## To be done
Below are records. Copy every line with "slippery" in it.

# Information supplied start

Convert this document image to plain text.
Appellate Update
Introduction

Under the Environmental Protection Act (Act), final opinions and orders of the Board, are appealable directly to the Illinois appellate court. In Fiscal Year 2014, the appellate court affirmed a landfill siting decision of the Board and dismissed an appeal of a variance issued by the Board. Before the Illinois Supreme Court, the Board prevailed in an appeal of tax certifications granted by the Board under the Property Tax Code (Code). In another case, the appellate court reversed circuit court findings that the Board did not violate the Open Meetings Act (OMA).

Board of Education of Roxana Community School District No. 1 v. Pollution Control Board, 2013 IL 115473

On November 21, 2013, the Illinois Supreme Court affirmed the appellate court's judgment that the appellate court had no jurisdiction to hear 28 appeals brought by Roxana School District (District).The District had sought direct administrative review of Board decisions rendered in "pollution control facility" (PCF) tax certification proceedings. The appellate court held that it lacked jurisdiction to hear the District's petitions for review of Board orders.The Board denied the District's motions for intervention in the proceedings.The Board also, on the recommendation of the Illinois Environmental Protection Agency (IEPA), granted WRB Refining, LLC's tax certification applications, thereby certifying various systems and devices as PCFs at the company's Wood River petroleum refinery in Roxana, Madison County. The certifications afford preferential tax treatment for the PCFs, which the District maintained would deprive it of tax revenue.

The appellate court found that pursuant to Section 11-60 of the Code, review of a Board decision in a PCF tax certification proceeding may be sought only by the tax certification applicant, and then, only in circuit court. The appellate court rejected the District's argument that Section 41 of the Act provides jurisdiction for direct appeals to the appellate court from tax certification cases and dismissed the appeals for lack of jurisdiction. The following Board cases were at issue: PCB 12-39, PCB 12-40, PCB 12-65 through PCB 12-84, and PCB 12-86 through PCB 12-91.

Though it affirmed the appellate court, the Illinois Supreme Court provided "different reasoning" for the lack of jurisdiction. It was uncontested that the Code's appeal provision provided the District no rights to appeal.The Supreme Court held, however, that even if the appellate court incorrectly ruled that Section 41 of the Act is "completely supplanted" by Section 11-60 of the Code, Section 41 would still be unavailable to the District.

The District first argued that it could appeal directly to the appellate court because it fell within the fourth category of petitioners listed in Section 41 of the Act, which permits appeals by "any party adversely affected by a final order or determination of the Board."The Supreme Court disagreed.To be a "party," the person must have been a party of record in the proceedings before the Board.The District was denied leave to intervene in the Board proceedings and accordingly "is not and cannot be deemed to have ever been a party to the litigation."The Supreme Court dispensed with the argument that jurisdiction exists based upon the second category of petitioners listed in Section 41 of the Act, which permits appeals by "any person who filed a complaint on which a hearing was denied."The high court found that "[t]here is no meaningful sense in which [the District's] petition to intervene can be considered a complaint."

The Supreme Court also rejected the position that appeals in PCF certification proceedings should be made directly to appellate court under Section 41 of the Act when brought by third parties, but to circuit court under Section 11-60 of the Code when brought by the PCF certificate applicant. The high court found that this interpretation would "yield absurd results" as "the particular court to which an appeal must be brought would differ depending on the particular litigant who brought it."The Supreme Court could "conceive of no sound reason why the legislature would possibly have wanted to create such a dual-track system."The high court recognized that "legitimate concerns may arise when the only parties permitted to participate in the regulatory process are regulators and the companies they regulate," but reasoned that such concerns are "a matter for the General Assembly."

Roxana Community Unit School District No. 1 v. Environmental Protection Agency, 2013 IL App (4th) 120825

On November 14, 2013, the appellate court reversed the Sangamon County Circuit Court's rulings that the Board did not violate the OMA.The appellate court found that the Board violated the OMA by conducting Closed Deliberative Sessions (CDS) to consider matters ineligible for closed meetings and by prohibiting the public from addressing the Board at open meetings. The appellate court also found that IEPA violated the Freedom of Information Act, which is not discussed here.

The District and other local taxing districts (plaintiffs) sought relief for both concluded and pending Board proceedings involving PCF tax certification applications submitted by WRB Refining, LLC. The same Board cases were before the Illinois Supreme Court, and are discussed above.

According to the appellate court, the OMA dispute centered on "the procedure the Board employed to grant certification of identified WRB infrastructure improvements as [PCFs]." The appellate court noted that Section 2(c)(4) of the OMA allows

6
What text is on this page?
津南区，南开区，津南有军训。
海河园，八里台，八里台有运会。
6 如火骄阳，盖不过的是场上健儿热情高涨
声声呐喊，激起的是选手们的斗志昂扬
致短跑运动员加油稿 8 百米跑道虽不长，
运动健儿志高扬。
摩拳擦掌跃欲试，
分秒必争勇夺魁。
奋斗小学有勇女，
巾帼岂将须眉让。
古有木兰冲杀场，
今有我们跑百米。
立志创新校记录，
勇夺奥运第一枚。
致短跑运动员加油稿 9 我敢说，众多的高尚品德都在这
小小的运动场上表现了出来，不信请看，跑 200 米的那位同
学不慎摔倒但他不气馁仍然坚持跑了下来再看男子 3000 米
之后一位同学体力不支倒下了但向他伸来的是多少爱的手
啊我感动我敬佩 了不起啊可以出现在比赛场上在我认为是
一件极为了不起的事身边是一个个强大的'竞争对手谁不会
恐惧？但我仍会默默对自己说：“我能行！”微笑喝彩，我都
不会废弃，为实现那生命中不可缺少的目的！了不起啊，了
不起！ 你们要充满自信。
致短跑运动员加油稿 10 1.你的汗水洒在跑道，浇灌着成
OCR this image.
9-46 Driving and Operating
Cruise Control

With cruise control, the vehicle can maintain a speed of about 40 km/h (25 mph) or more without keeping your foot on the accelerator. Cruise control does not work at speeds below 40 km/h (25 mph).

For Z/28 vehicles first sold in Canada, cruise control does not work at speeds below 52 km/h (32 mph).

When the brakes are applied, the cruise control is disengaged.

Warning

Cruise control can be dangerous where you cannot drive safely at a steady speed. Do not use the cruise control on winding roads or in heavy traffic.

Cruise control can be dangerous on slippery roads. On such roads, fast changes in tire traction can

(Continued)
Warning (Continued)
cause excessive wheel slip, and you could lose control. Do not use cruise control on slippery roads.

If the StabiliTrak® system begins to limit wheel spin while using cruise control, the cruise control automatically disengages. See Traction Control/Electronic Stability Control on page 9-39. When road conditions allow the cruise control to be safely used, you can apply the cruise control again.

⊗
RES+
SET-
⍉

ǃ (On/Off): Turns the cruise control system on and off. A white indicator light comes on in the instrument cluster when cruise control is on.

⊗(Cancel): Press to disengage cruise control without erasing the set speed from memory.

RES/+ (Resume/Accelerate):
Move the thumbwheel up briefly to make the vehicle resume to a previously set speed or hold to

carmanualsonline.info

# Information supplied end

## Response for this exercise
Cruise control can be dangerous on slippery roads. On such roads, fast changes in tire traction can
cause excessive wheel slip, and you could lose control. Do not use cruise control on slippery roads.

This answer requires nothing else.